**YOUR TASK**: Take the line that contains "Enumerate this screenshot's" as the first line and the last line of the material below as the final one; reproduce exactly the lines between, inclusive.

**Collected data entries**:
— BEGIN —

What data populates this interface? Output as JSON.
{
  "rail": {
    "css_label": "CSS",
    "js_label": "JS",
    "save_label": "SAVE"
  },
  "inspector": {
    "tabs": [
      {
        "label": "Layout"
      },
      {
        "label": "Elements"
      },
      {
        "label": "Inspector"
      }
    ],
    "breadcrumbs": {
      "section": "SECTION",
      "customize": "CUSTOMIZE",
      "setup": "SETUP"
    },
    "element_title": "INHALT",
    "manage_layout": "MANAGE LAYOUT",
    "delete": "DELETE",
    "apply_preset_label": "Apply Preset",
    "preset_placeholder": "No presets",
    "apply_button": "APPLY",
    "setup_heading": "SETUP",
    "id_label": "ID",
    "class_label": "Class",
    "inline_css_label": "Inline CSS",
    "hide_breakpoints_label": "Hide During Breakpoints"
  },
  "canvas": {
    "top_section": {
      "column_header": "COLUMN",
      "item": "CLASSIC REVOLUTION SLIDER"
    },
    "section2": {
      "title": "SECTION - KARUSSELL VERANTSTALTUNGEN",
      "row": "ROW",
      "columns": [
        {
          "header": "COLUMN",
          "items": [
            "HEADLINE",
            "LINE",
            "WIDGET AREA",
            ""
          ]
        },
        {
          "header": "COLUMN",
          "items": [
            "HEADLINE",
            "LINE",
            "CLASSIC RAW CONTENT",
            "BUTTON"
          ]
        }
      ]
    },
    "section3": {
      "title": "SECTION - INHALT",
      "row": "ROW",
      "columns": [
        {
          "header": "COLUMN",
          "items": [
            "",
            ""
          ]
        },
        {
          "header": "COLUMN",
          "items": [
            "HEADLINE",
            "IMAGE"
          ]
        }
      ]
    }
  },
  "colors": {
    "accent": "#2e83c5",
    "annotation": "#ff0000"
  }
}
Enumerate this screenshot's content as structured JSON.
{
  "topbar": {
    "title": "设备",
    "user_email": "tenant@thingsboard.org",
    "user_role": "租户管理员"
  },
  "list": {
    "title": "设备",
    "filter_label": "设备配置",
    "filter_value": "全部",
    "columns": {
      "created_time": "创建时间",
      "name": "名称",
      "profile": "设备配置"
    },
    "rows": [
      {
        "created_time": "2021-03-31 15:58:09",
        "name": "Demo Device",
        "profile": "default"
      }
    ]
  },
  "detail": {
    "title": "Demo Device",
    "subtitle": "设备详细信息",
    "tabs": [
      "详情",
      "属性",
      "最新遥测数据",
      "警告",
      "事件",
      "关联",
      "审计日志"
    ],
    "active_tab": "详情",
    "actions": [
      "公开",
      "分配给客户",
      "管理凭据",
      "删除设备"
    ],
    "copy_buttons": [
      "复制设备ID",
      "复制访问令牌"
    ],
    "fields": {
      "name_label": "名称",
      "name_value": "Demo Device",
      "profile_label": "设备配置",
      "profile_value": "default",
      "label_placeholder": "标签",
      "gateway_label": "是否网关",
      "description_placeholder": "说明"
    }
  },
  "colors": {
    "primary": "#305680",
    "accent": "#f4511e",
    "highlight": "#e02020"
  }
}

— END —

**COMPLETE OUTPUT**:
Enumerate this screenshot's content as structured JSON.
{
  "topbar": {
    "title": "设备",
    "user_email": "tenant@thingsboard.org",
    "user_role": "租户管理员"
  },
  "list": {
    "title": "设备",
    "filter_label": "设备配置",
    "filter_value": "全部",
    "columns": {
      "created_time": "创建时间",
      "name": "名称",
      "profile": "设备配置"
    },
    "rows": [
      {
        "created_time": "2021-03-31 15:58:09",
        "name": "Demo Device",
        "profile": "default"
      }
    ]
  },
  "detail": {
    "title": "Demo Device",
    "subtitle": "设备详细信息",
    "tabs": [
      "详情",
      "属性",
      "最新遥测数据",
      "警告",
      "事件",
      "关联",
      "审计日志"
    ],
    "active_tab": "详情",
    "actions": [
      "公开",
      "分配给客户",
      "管理凭据",
      "删除设备"
    ],
    "copy_buttons": [
      "复制设备ID",
      "复制访问令牌"
    ],
    "fields": {
      "name_label": "名称",
      "name_value": "Demo Device",
      "profile_label": "设备配置",
      "profile_value": "default",
      "label_placeholder": "标签",
      "gateway_label": "是否网关",
      "description_placeholder": "说明"
    }
  },
  "colors": {
    "primary": "#305680",
    "accent": "#f4511e",
    "highlight": "#e02020"
  }
}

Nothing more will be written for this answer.